- [WORK TO BE COMPLETED] Check each line of the entries below for the string "Mayo"; copy every line where it appears.

━━━━━ DATA RECORDS ━━━━━

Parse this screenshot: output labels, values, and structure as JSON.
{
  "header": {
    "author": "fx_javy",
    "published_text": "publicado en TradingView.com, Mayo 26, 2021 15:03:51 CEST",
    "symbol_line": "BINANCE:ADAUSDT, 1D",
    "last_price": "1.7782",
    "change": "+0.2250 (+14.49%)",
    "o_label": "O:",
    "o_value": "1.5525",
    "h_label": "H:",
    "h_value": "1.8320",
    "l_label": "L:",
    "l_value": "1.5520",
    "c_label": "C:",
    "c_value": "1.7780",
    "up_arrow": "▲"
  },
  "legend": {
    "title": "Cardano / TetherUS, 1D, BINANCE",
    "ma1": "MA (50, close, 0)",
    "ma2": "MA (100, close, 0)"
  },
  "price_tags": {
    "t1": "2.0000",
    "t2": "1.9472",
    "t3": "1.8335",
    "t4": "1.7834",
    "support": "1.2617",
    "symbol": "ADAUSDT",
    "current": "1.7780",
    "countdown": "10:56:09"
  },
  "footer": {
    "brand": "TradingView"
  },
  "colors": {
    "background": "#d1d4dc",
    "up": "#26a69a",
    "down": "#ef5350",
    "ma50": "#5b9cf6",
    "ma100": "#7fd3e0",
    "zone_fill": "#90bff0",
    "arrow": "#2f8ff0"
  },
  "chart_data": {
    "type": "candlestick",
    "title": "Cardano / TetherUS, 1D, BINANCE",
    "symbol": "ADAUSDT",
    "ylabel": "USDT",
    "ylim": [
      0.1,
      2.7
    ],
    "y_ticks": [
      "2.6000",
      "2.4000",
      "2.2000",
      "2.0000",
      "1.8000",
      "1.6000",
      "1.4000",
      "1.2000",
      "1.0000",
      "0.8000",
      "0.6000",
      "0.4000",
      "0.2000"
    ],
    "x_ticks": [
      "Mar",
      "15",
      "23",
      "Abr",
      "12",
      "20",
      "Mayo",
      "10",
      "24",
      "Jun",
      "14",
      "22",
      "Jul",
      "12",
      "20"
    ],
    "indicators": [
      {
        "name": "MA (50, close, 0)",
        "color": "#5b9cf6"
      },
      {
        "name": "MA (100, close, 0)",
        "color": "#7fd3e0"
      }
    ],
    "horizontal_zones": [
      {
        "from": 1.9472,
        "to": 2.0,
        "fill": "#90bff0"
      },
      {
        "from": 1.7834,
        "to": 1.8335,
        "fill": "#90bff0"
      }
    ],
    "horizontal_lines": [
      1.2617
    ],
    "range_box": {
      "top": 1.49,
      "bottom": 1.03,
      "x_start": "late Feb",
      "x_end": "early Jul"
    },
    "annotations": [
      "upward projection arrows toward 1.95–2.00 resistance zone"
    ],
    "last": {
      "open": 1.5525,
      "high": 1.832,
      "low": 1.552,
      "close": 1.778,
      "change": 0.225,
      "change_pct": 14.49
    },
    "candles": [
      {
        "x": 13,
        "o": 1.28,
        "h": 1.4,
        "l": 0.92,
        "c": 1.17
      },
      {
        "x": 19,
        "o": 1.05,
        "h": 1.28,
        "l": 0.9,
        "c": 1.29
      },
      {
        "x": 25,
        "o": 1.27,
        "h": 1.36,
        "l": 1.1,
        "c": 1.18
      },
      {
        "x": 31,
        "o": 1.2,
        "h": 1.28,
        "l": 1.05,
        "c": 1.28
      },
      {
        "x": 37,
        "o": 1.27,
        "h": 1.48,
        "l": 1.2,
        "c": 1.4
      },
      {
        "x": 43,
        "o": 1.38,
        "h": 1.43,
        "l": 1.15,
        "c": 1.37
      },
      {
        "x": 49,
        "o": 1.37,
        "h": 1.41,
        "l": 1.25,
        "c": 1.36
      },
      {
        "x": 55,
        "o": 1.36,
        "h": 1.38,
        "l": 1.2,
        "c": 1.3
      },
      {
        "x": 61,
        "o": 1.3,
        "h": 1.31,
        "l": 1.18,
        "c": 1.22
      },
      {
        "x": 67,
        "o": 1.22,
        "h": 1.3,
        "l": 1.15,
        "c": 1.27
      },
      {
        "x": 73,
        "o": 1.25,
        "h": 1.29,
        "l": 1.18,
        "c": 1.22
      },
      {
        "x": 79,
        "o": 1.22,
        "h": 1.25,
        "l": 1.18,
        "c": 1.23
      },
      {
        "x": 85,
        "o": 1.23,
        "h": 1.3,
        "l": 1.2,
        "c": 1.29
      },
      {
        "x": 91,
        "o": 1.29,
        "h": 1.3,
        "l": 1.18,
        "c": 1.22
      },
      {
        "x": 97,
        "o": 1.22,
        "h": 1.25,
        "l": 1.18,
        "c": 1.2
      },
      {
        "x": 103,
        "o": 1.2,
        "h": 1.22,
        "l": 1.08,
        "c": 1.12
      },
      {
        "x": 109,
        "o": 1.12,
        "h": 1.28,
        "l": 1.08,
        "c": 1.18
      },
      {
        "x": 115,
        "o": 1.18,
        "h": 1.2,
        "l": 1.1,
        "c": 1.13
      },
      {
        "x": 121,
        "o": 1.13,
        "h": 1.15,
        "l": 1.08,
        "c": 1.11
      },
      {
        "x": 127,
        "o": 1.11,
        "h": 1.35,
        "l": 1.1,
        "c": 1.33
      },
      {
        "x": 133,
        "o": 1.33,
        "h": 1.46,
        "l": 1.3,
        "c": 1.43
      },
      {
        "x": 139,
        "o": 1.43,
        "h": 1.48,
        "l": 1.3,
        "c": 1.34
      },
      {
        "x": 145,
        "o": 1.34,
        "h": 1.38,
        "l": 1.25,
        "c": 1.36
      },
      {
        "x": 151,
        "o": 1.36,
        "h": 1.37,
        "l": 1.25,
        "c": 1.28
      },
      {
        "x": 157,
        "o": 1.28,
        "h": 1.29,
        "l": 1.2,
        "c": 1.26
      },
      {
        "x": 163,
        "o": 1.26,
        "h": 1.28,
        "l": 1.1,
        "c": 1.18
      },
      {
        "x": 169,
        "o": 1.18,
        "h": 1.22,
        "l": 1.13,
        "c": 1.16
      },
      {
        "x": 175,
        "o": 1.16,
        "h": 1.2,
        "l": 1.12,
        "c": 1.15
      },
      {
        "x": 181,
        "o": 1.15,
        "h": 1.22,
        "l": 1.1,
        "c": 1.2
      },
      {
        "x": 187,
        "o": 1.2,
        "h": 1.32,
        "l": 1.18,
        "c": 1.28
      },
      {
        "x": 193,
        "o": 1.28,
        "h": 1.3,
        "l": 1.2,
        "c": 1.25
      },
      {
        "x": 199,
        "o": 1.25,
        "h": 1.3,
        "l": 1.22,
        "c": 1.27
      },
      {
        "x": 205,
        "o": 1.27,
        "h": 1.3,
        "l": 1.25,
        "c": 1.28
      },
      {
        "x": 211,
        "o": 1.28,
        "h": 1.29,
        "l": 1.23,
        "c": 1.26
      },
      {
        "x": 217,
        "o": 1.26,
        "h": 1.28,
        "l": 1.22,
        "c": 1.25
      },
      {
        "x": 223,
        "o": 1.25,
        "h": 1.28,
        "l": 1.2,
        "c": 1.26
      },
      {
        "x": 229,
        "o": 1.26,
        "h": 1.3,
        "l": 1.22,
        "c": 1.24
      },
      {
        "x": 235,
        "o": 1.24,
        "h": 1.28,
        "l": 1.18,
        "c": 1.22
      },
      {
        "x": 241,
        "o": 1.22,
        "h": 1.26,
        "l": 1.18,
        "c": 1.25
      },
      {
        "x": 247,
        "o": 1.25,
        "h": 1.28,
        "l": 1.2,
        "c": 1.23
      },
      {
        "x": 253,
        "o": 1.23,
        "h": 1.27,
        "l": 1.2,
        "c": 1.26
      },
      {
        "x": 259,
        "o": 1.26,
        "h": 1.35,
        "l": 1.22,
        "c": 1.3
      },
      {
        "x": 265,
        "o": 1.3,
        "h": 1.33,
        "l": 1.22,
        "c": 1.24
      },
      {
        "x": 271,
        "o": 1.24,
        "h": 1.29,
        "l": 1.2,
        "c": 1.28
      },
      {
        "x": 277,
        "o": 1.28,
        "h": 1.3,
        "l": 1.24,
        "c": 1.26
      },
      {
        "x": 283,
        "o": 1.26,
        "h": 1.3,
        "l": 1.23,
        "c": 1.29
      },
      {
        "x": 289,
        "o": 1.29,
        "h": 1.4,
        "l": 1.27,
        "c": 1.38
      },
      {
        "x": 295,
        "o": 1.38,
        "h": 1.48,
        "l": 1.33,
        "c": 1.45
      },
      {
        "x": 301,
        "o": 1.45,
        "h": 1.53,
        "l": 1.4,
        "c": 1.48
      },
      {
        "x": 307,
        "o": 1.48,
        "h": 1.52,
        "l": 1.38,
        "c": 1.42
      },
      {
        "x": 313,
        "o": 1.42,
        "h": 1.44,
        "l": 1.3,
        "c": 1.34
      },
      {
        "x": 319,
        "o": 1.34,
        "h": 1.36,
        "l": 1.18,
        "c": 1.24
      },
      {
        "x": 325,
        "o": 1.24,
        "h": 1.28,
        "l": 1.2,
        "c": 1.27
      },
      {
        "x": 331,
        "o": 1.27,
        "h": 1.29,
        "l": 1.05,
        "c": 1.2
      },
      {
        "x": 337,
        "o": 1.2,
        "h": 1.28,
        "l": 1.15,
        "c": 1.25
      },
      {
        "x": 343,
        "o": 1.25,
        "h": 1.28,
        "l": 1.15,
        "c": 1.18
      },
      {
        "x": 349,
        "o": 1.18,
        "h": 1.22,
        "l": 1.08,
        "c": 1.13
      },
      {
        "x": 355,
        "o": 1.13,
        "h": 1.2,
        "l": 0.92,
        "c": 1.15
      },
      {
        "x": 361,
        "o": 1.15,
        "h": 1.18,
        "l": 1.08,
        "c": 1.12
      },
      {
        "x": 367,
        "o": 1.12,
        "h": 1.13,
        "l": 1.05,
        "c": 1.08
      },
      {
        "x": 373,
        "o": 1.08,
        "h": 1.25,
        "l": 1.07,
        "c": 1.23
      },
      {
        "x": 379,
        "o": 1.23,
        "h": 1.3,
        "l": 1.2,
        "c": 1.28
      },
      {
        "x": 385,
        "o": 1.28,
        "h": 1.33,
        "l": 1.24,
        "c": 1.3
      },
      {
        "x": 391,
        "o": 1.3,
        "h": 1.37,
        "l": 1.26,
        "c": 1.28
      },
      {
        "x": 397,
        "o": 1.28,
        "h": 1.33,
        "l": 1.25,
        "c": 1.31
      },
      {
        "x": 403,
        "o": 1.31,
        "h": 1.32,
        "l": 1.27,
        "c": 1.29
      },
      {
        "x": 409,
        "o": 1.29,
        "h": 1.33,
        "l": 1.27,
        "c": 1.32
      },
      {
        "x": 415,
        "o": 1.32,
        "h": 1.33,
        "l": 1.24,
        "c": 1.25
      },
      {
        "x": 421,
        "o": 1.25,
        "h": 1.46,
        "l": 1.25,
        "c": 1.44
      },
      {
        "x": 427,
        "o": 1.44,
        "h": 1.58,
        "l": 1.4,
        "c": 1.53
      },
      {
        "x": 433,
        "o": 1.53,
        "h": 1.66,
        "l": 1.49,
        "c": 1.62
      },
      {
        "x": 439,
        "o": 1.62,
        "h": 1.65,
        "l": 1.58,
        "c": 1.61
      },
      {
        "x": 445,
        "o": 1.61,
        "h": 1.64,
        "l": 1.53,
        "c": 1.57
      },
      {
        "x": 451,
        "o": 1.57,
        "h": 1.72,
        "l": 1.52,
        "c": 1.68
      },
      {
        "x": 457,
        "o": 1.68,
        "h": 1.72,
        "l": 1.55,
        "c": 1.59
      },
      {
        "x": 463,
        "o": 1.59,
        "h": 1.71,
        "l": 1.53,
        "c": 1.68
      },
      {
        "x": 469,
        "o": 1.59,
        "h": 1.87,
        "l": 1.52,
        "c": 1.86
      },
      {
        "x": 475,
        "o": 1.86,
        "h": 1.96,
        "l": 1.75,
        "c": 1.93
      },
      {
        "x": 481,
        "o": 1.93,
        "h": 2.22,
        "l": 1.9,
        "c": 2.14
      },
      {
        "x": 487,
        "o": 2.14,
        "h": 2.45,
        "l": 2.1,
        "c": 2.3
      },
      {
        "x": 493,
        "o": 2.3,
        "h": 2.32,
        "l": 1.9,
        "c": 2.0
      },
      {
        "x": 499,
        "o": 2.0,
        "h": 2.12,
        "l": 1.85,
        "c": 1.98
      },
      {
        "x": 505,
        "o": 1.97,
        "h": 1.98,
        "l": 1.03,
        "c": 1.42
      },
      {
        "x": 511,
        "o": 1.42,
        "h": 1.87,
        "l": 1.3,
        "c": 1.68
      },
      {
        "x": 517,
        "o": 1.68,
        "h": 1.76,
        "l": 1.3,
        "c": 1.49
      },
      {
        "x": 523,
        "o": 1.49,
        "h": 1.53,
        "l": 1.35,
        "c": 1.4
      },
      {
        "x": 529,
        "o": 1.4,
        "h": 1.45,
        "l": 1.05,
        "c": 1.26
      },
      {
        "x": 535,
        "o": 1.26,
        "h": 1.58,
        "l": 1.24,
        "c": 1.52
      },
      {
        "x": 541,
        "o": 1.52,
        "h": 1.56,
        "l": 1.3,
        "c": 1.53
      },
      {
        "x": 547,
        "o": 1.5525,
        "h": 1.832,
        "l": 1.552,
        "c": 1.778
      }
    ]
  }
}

━━━━━

- [ANSWER BELOW]
    "published_text": "publicado en TradingView.com, Mayo 26, 2021 15:03:51 CEST",
      "Mayo",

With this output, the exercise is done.